— Task details —
Copy, from the entries below, each line where the word "Bedeutung" can be found.

— Provided data —
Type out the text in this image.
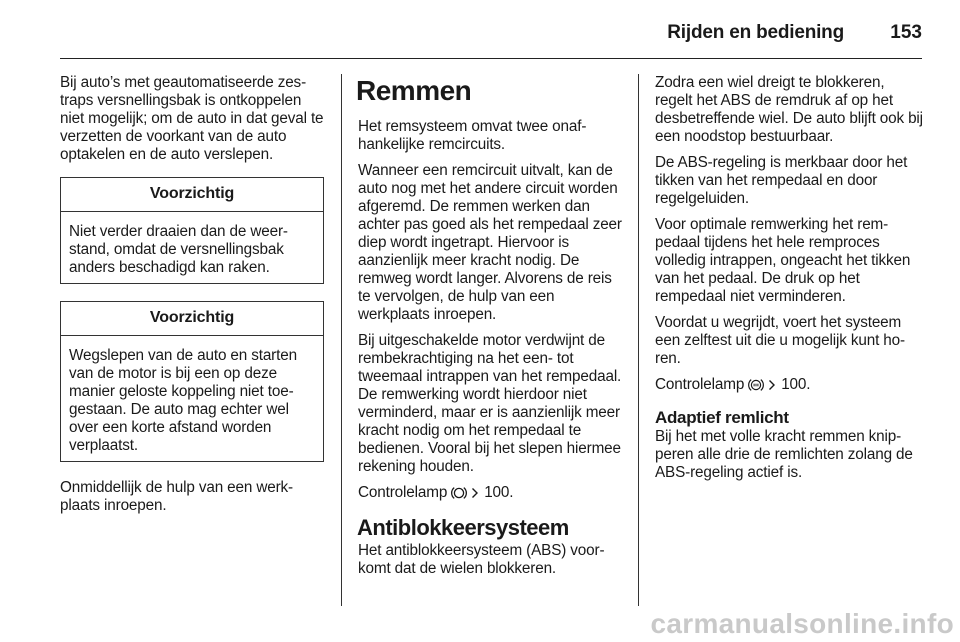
Rijden en bediening 153

Bij auto’s met geautomatiseerde zestraps versnellingsbak is ontkoppelen niet mogelijk; om de auto in dat geval te verzetten de voorkant van de auto optakelen en de auto verslepen.

Voorzichtig

Niet verder draaien dan de weerstand, omdat de versnellingsbak anders beschadigd kan raken.

Voorzichtig

Wegslepen van de auto en starten van de motor is bij een op deze manier geloste koppeling niet toegestaan. De auto mag echter wel over een korte afstand worden verplaatst.

Onmiddellijk de hulp van een werkplaats inroepen.

Remmen

Het remsysteem omvat twee onafhankelijke remcircuits.

Wanneer een remcircuit uitvalt, kan de auto nog met het andere circuit worden afgeremd. De remmen werken dan achter pas goed als het rempedaal zeer diep wordt ingetrapt. Hiervoor is aanzienlijk meer kracht nodig. De remweg wordt langer. Alvorens de reis te vervolgen, de hulp van een werkplaats inroepen.

Bij uitgeschakelde motor verdwijnt de rembekrachtiging na het een- tot tweemaal intrappen van het rempedaal. De remwerking wordt hierdoor niet verminderd, maar er is aanzienlijk meer kracht nodig om het rempedaal te bedienen. Vooral bij het slepen hiermee rekening houden.

Controlelamp 100.

Antiblokkeersysteem

Het antiblokkeersysteem (ABS) voorkomt dat de wielen blokkeren.

Zodra een wiel dreigt te blokkeren, regelt het ABS de remdruk af op het desbetreffende wiel. De auto blijft ook bij een noodstop bestuurbaar.

De ABS-regeling is merkbaar door het tikken van het rempedaal en door regelgeluiden.

Voor optimale remwerking het rempedaal tijdens het hele remproces volledig intrappen, ongeacht het tikken van het pedaal. De druk op het rempedaal niet verminderen.

Voordat u wegrijdt, voert het systeem een zelftest uit die u mogelijk kunt horen.

Controlelamp 100.

Adaptief remlicht

Bij het met volle kracht remmen knipperen alle drie de remlichten zolang de ABS-regeling actief is.

carmanualsonline.info
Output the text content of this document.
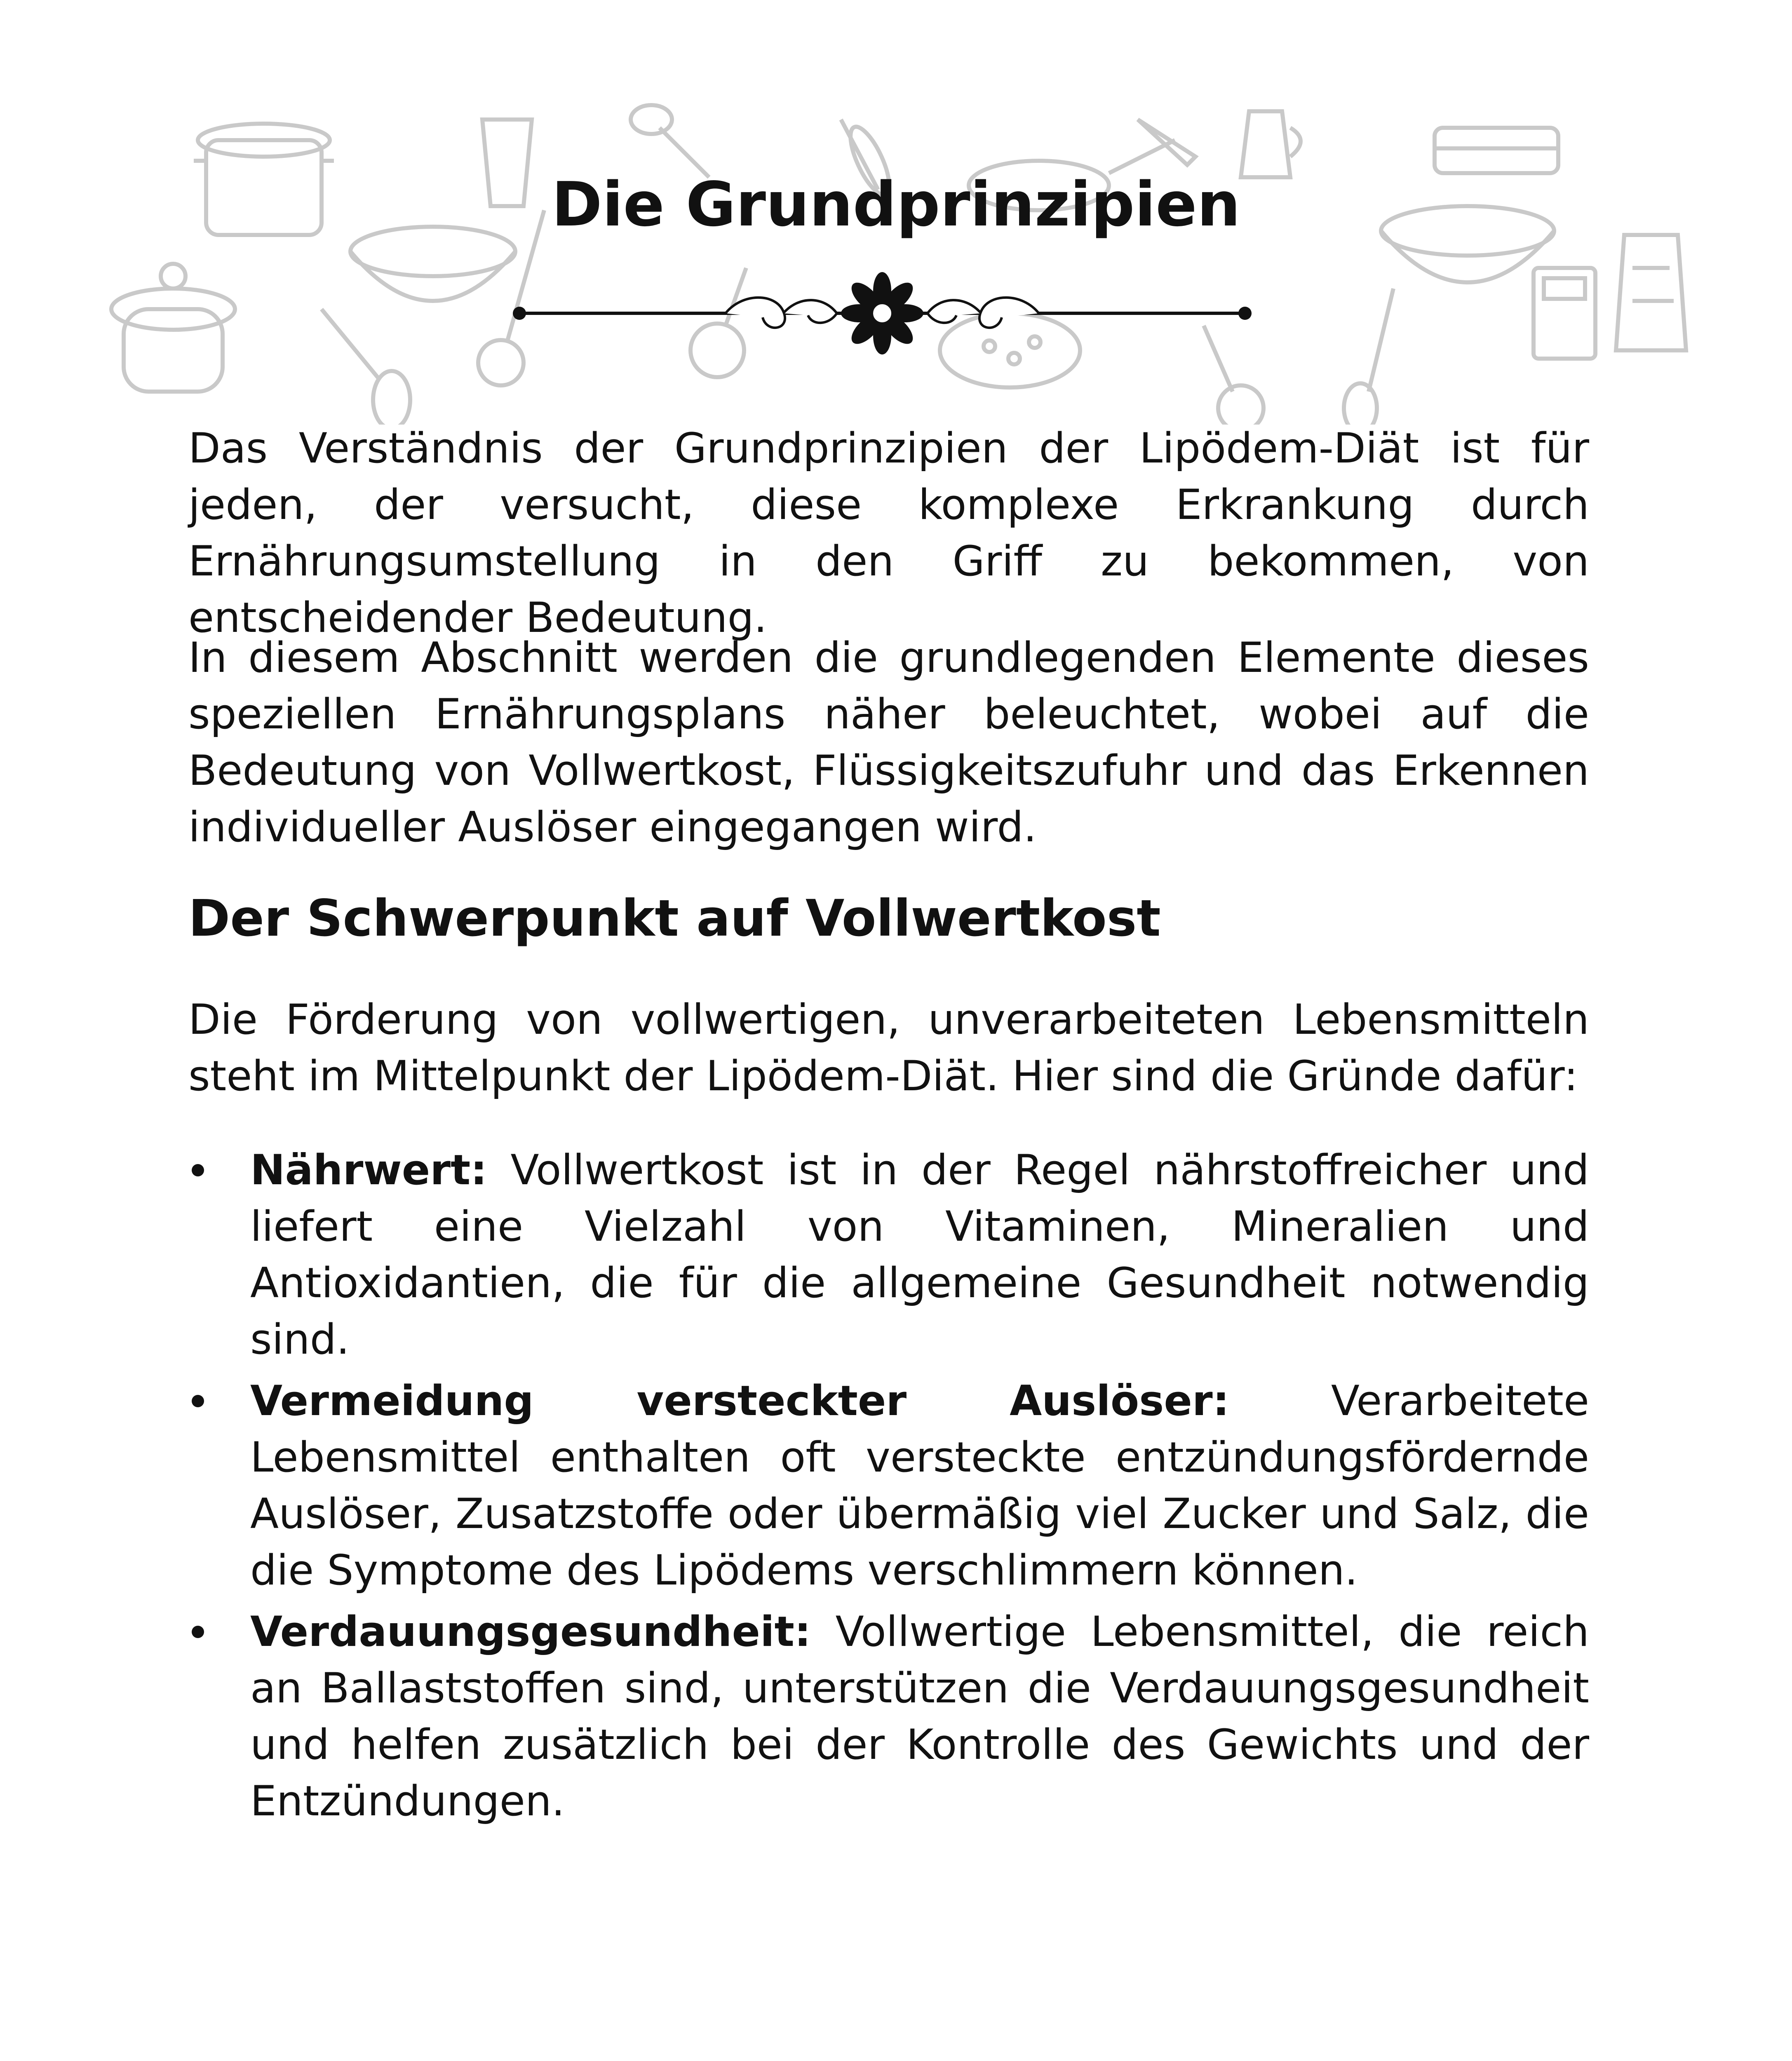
Die Grundprinzipien

Das Verständnis der Grundprinzipien der Lipödem-Diät ist für jeden, der versucht, diese komplexe Erkrankung durch Ernährungsumstellung in den Griff zu bekommen, von entscheidender Bedeutung.

In diesem Abschnitt werden die grundlegenden Elemente dieses speziellen Ernährungsplans näher beleuchtet, wobei auf die Bedeutung von Vollwertkost, Flüssigkeitszufuhr und das Erkennen individueller Auslöser eingegangen wird.

Der Schwerpunkt auf Vollwertkost

Die Förderung von vollwertigen, unverarbeiteten Lebensmitteln steht im Mittelpunkt der Lipödem-Diät. Hier sind die Gründe dafür:

Nährwert: Vollwertkost ist in der Regel nährstoffreicher und liefert eine Vielzahl von Vitaminen, Mineralien und Antioxidantien, die für die allgemeine Gesundheit notwendig sind.

Vermeidung versteckter Auslöser: Verarbeitete Lebensmittel enthalten oft versteckte entzündungsfördernde Auslöser, Zusatzstoffe oder übermäßig viel Zucker und Salz, die die Symptome des Lipödems verschlimmern können.

Verdauungsgesundheit: Vollwertige Lebensmittel, die reich an Ballaststoffen sind, unterstützen die Verdauungsgesundheit und helfen zusätzlich bei der Kontrolle des Gewichts und der Entzündungen.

— Expected answer —
Das Verständnis der Grundprinzipien der Lipödem-Diät ist für jeden, der versucht, diese komplexe Erkrankung durch Ernährungsumstellung in den Griff zu bekommen, von entscheidender Bedeutung.
In diesem Abschnitt werden die grundlegenden Elemente dieses speziellen Ernährungsplans näher beleuchtet, wobei auf die Bedeutung von Vollwertkost, Flüssigkeitszufuhr und das Erkennen individueller Auslöser eingegangen wird.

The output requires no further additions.